Search the records below for the word "研究表明" and show every line where it occurs.

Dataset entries
+ + + + +

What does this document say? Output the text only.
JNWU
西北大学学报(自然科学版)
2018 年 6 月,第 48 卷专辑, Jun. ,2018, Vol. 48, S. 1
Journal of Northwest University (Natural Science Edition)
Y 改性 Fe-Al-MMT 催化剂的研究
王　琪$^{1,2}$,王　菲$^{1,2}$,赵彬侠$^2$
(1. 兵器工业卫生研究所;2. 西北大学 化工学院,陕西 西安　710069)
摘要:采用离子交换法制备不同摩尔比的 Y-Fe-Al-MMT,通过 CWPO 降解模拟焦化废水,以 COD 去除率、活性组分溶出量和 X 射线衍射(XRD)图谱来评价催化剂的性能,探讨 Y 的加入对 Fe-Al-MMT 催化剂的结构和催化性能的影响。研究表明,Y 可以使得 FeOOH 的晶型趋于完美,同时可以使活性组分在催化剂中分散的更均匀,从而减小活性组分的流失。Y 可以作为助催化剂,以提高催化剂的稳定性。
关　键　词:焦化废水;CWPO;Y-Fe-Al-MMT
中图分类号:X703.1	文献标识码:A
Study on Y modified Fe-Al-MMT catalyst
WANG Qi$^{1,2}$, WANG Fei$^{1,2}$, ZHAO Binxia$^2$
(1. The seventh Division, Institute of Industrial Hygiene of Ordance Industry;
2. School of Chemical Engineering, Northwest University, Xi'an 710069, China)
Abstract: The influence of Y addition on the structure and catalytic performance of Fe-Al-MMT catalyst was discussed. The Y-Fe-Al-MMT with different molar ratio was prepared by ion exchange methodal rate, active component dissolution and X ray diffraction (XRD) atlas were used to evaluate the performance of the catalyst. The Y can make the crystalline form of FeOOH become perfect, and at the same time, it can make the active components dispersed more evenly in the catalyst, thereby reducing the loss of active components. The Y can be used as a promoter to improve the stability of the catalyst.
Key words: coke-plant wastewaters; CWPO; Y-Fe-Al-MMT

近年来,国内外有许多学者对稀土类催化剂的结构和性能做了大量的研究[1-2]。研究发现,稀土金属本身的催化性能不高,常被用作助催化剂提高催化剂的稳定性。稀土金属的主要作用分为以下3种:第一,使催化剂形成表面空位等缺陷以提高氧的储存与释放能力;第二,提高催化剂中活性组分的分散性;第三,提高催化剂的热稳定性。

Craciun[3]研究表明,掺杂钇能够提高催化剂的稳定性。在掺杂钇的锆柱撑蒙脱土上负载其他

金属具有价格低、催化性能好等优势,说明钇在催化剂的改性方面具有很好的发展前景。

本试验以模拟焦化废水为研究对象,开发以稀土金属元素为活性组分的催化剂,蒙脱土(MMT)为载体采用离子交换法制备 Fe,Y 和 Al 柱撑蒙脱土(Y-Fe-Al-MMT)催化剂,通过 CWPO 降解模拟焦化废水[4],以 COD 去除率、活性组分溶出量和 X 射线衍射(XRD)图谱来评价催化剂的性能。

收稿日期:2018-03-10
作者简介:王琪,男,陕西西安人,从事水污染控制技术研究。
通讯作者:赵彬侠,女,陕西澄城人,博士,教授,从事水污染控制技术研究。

+ + + + +

Complete output:
摘要:采用离子交换法制备不同摩尔比的 Y-Fe-Al-MMT,通过 CWPO 降解模拟焦化废水,以 COD 去除率、活性组分溶出量和 X 射线衍射(XRD)图谱来评价催化剂的性能,探讨 Y 的加入对 Fe-Al-MMT 催化剂的结构和催化性能的影响。研究表明,Y 可以使得 FeOOH 的晶型趋于完美,同时可以使活性组分在催化剂中分散的更均匀,从而减小活性组分的流失。Y 可以作为助催化剂,以提高催化剂的稳定性。
Craciun[3]研究表明,掺杂钇能够提高催化剂的稳定性。在掺杂钇的锆柱撑蒙脱土上负载其他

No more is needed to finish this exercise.